» **Article**
****************
(Updates throughout, adds quotes and detail)

 
   By Robert Wall and Andrew Tangel 
 

FARNBOROUGH, England--The aviation arm of General Electric Co. (GE) could have access to more financial deal-making muscle after the company last month unveiled plans to streamline itself.

"There will be more firepower and so if something came up that I wanted to do it would be available," David Joyce, GE vice chairman and chief executive of its aviation unit told reporters at the Farnborough Air Show. "The board is absolutely more committed to aviation being a centerpiece of the company than it ever has been."

GE last month announced plans to shed its health-care business and sell its stake in oil-services company Baker Hughes. The businesses, along with the train-locomotive unit already being sold, represented about a third of GE's $122 billion in sales last year. Those deals will "unlock value," Mr. Joyce said

GE's shares had fallen more than 50% in the past before recovering slightly since CEO John Flannery unveiled the restructuring. Activist investor Trian Fund Management LP, which has a GE board seat, had called for the conglomerate to slim down.

GE last month was dropped from the Dow Jones Industrial Average. It had been an original member of the 30-stock index since 1907.

Even before the strategy shift, the aviation business wasn't starved of financial resources to make acquisitions or invest in new programs, Mr. Joyce said. The scaled-down scope of GE as a result of the restructuring wouldn't be an impediment to the aviation business, he said.

Mr. Joyce said he expected GE to secure about $15 billion in business at the Farnborough Air Show, helping bolster its backlog.
****************
» **What you will do**
**1.** According to the GE aviation article, how much business did Mr. Joyce expect GE to secure at the Farnborough Air Show?
**2.** Duplicate the stretch of the GE aviation article from "GE last month announced" through "to slim down.".
**3.** Write the next part of the GE aviation article, picking up from its final sentence.
The material comes from a separate source and is unrelated to the GE aviation article.

» **Dataset excerpt**
****************
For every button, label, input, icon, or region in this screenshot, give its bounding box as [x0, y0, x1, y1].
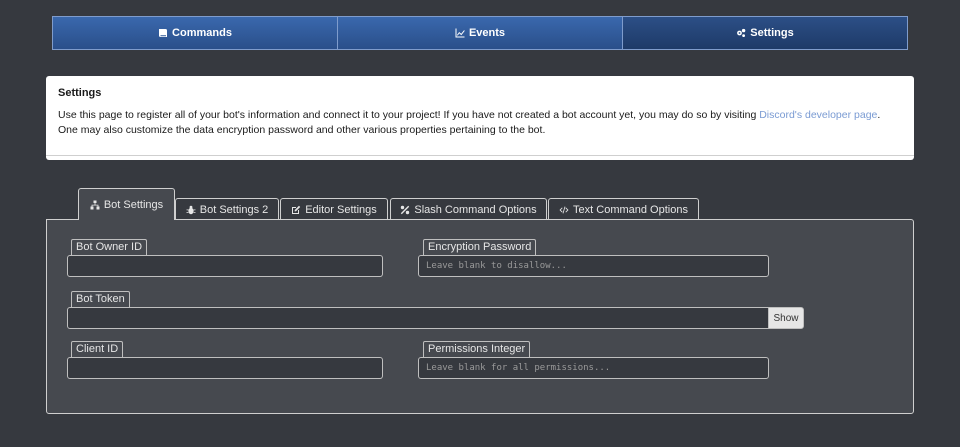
****************
» **Outputs for the tasks**
**1.** About $15 billion.

**2.**
GE last month announced plans to shed its health-care business and sell its stake in oil-services company Baker Hughes. The businesses, along with the train-locomotive unit already being sold, represented about a third of GE's $122 billion in sales last year. Those deals will "unlock value," Mr. Joyce said

GE's shares had fallen more than 50% in the past before recovering slightly since CEO John Flannery unveiled the restructuring. Activist investor Trian Fund Management LP, which has a GE board seat, had called for the conglomerate to slim down.

**3.**
GE will ship more than 1,100 CFM International LEAP engines along with joint-venture partner Safran SA (SAF.FR), he said, confirming guidance. Deliveries will grow to around 1,900 engines next year and 2,300 LEAP engines in 2020.

GE, through CFM, also is considering offering an engine for a new mid-sized jetliner Boeing Co. (BA) may build. Boeing CEO Dennis Muilenburg said Sunday that a decision on whether to proceed with the program would be taken next year.

Mr. Joyce said the engine maker and Boeing would continue discussions in the coming months about a suitable engine. Rolls-Royce Holdings PLC (RR.LN) and Pratt & Whitney, a unit of United Technologies Corp. (UTX) have also signaled interest.

Mr. Joyce said GE was still studying the business case for the new plane and "wrestling" with assessing the size of the market.

 

Write to Robert Wall at robert.wall@wsj.com and Andrew Tangel at andrew.tangel@wsj.com

 

(END) Dow Jones Newswires

July 16, 2018 08:18 ET (12:18 GMT)

Copyright (c) 2018 Dow Jones & Company, Inc.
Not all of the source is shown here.